* _WORK TO DO_
Transcribe every line of the records verbatim.
########
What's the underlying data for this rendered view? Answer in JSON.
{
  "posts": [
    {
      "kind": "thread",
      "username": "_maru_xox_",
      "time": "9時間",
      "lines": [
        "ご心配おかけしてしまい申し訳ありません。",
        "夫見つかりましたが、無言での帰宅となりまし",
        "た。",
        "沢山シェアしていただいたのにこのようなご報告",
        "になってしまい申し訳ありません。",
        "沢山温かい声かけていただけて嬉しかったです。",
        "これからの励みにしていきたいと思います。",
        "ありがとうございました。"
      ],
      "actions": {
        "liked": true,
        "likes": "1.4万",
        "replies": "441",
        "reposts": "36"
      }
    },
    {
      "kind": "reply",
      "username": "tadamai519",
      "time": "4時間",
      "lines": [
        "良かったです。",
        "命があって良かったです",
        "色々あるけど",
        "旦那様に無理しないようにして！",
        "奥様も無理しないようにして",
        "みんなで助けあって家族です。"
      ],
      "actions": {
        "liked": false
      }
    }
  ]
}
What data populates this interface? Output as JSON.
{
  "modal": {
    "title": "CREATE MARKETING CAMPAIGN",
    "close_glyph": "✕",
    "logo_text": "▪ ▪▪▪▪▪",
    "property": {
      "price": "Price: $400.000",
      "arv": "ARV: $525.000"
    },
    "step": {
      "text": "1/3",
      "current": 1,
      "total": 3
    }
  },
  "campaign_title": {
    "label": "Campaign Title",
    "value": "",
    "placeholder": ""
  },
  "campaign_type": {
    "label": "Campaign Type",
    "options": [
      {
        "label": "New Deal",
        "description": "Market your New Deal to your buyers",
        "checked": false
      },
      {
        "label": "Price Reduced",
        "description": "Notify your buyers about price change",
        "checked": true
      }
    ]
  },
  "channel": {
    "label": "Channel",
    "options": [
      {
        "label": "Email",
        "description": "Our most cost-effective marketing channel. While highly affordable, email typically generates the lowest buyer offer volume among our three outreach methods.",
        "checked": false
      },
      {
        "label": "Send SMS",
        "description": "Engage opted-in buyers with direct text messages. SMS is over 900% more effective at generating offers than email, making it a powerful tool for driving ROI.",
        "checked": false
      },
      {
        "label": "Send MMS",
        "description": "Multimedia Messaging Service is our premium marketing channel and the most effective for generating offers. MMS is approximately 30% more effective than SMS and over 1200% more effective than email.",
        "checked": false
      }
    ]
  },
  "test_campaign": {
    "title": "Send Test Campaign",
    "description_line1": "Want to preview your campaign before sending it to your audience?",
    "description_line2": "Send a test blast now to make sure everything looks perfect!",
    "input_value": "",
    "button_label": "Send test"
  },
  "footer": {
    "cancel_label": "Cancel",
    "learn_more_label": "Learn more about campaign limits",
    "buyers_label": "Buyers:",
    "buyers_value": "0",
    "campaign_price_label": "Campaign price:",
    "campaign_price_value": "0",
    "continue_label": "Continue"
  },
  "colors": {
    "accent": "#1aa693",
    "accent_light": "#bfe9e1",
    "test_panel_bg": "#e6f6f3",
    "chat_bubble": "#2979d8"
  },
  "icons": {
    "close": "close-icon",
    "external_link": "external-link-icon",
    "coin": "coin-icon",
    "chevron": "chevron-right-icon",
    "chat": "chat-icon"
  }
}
########
* _FINAL RESULT_
What's the underlying data for this rendered view? Answer in JSON.
{
  "posts": [
    {
      "kind": "thread",
      "username": "_maru_xox_",
      "time": "9時間",
      "lines": [
        "ご心配おかけしてしまい申し訳ありません。",
        "夫見つかりましたが、無言での帰宅となりまし",
        "た。",
        "沢山シェアしていただいたのにこのようなご報告",
        "になってしまい申し訳ありません。",
        "沢山温かい声かけていただけて嬉しかったです。",
        "これからの励みにしていきたいと思います。",
        "ありがとうございました。"
      ],
      "actions": {
        "liked": true,
        "likes": "1.4万",
        "replies": "441",
        "reposts": "36"
      }
    },
    {
      "kind": "reply",
      "username": "tadamai519",
      "time": "4時間",
      "lines": [
        "良かったです。",
        "命があって良かったです",
        "色々あるけど",
        "旦那様に無理しないようにして！",
        "奥様も無理しないようにして",
        "みんなで助けあって家族です。"
      ],
      "actions": {
        "liked": false
      }
    }
  ]
}
What data populates this interface? Output as JSON.
{
  "modal": {
    "title": "CREATE MARKETING CAMPAIGN",
    "close_glyph": "✕",
    "logo_text": "▪ ▪▪▪▪▪",
    "property": {
      "price": "Price: $400.000",
      "arv": "ARV: $525.000"
    },
    "step": {
      "text": "1/3",
      "current": 1,
      "total": 3
    }
  },
  "campaign_title": {
    "label": "Campaign Title",
    "value": "",
    "placeholder": ""
  },
  "campaign_type": {
    "label": "Campaign Type",
    "options": [
      {
        "label": "New Deal",
        "description": "Market your New Deal to your buyers",
        "checked": false
      },
      {
        "label": "Price Reduced",
        "description": "Notify your buyers about price change",
        "checked": true
      }
    ]
  },
  "channel": {
    "label": "Channel",
    "options": [
      {
        "label": "Email",
        "description": "Our most cost-effective marketing channel. While highly affordable, email typically generates the lowest buyer offer volume among our three outreach methods.",
        "checked": false
      },
      {
        "label": "Send SMS",
        "description": "Engage opted-in buyers with direct text messages. SMS is over 900% more effective at generating offers than email, making it a powerful tool for driving ROI.",
        "checked": false
      },
      {
        "label": "Send MMS",
        "description": "Multimedia Messaging Service is our premium marketing channel and the most effective for generating offers. MMS is approximately 30% more effective than SMS and over 1200% more effective than email.",
        "checked": false
      }
    ]
  },
  "test_campaign": {
    "title": "Send Test Campaign",
    "description_line1": "Want to preview your campaign before sending it to your audience?",
    "description_line2": "Send a test blast now to make sure everything looks perfect!",
    "input_value": "",
    "button_label": "Send test"
  },
  "footer": {
    "cancel_label": "Cancel",
    "learn_more_label": "Learn more about campaign limits",
    "buyers_label": "Buyers:",
    "buyers_value": "0",
    "campaign_price_label": "Campaign price:",
    "campaign_price_value": "0",
    "continue_label": "Continue"
  },
  "colors": {
    "accent": "#1aa693",
    "accent_light": "#bfe9e1",
    "test_panel_bg": "#e6f6f3",
    "chat_bubble": "#2979d8"
  },
  "icons": {
    "close": "close-icon",
    "external_link": "external-link-icon",
    "coin": "coin-icon",
    "chevron": "chevron-right-icon",
    "chat": "chat-icon"
  }
}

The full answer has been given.